▶ **PROMPT**:
Using the records below, locate all lines containing "Guaranty" and return them.
--- Begin ---
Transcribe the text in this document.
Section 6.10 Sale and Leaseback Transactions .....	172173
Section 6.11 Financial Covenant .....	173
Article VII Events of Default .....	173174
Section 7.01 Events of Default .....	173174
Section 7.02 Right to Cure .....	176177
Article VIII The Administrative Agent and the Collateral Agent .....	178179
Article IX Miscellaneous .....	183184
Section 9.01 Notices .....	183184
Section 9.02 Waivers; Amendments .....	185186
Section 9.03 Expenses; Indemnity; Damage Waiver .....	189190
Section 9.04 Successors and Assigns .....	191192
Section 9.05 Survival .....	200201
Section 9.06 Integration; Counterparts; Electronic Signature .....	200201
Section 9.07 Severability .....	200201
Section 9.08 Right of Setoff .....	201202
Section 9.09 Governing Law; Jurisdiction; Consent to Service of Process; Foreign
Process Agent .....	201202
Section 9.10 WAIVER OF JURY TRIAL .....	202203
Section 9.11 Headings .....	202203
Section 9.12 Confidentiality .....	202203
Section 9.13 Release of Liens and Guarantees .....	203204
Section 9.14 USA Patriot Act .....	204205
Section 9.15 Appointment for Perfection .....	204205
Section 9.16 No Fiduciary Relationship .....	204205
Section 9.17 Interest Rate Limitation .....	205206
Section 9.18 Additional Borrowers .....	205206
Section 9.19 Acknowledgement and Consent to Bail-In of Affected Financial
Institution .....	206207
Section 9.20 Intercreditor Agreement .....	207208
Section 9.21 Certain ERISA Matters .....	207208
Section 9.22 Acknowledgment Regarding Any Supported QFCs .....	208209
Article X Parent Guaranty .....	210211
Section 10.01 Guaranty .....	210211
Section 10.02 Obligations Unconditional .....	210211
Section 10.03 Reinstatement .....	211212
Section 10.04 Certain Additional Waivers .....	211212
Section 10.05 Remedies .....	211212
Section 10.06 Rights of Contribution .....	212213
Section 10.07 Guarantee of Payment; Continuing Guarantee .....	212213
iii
--- End ---
▶ **FULL ANSWER**:
Article X Parent Guaranty .....	210211
Section 10.01 Guaranty .....	210211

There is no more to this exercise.